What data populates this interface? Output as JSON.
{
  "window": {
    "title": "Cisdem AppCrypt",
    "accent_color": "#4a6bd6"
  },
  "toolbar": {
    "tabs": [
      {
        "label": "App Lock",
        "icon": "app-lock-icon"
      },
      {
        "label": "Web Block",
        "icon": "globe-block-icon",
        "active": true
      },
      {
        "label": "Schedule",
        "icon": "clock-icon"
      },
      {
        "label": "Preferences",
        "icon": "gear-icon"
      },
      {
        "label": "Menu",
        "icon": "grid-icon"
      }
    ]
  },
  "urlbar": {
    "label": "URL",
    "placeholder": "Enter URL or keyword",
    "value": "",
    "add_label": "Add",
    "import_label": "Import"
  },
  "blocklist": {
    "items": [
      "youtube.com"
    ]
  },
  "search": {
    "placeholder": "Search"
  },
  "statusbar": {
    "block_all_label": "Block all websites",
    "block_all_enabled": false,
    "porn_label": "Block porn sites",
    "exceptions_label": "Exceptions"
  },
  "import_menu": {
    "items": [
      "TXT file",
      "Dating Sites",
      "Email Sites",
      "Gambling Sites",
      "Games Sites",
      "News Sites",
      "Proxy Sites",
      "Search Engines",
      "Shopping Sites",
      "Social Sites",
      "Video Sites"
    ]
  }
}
☆ ☆ ☆ ☆
Reproduce the data in its entirety, matching each character.

What data populates this interface? Output as JSON.
{
  "window": {
    "title": "Cisdem AppCrypt",
    "accent_color": "#4a6bd6"
  },
  "toolbar": {
    "tabs": [
      {
        "label": "App Lock",
        "icon": "app-lock-icon"
      },
      {
        "label": "Web Block",
        "icon": "globe-block-icon",
        "active": true
      },
      {
        "label": "Schedule",
        "icon": "clock-icon"
      },
      {
        "label": "Preferences",
        "icon": "gear-icon"
      },
      {
        "label": "Menu",
        "icon": "grid-icon"
      }
    ]
  },
  "urlbar": {
    "label": "URL",
    "placeholder": "Enter URL or keyword",
    "value": "",
    "add_label": "Add",
    "import_label": "Import"
  },
  "blocklist": {
    "items": [
      "youtube.com"
    ]
  },
  "search": {
    "placeholder": "Search"
  },
  "statusbar": {
    "block_all_label": "Block all websites",
    "block_all_enabled": false,
    "porn_label": "Block porn sites",
    "exceptions_label": "Exceptions"
  },
  "import_menu": {
    "items": [
      "TXT file",
      "Dating Sites",
      "Email Sites",
      "Gambling Sites",
      "Games Sites",
      "News Sites",
      "Proxy Sites",
      "Search Engines",
      "Shopping Sites",
      "Social Sites",
      "Video Sites"
    ]
  }
}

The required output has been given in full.